• **GIVEN INSTRUCTION**: Gather each line of the records where "собственные" appears.

[Items from a figure collection]
# # # # #
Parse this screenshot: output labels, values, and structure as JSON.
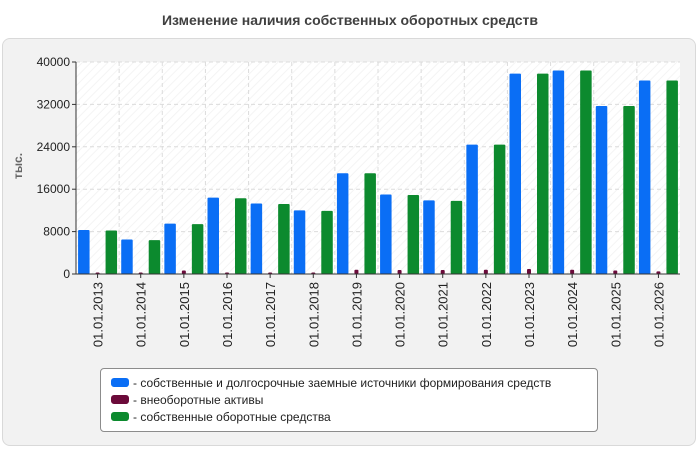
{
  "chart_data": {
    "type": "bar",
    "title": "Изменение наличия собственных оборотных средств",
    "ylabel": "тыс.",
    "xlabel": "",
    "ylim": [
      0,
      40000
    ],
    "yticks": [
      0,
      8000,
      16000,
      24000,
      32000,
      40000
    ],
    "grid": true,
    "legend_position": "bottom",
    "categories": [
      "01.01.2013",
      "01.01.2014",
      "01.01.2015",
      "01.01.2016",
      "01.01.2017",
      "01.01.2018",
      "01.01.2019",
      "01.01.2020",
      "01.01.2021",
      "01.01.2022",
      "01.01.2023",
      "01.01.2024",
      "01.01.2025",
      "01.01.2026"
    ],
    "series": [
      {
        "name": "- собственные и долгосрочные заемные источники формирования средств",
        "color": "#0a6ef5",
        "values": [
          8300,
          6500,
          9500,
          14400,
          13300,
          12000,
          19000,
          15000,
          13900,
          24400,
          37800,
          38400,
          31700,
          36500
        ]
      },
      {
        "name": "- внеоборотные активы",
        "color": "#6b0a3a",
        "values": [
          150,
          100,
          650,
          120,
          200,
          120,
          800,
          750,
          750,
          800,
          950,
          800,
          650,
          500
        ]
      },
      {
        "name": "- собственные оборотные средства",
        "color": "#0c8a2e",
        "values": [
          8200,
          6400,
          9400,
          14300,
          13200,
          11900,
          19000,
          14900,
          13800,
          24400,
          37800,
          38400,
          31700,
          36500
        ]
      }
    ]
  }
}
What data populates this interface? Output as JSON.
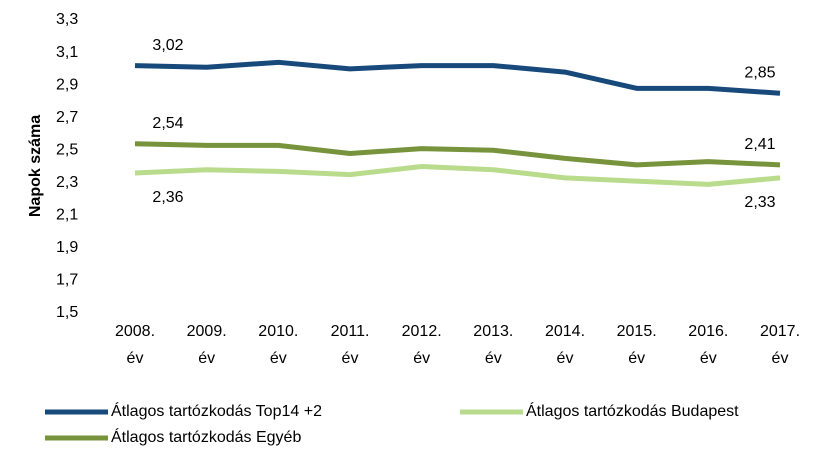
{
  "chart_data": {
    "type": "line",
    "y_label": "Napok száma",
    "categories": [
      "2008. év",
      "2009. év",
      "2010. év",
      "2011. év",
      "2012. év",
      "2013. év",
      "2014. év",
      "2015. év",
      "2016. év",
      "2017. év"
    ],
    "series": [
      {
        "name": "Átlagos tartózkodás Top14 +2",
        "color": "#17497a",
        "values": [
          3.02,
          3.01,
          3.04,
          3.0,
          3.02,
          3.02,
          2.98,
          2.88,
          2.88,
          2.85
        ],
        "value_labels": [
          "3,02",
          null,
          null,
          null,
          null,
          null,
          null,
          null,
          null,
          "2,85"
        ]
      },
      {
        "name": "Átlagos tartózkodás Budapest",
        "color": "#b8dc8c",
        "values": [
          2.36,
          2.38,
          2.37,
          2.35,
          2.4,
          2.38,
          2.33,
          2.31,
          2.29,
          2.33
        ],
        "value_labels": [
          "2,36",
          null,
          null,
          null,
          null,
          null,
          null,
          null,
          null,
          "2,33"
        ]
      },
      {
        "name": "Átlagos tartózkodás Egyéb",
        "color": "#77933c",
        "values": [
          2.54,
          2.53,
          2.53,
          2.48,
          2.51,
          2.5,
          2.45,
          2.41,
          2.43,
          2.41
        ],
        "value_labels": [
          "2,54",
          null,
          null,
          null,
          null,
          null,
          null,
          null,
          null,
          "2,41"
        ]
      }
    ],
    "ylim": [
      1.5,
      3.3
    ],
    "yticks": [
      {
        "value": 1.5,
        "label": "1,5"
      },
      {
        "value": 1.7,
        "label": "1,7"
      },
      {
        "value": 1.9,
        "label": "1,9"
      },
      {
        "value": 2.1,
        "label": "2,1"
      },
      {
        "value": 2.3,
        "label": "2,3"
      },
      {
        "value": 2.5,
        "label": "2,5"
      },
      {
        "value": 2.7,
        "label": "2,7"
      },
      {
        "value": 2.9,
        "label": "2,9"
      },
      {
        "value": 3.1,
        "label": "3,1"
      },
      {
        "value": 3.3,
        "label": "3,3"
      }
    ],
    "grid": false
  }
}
# # # # #
• **OUTPUT OF THE EXERCISE**:
        "name": "- собственные и долгосрочные заемные источники формирования средств",
        "name": "- собственные оборотные средства",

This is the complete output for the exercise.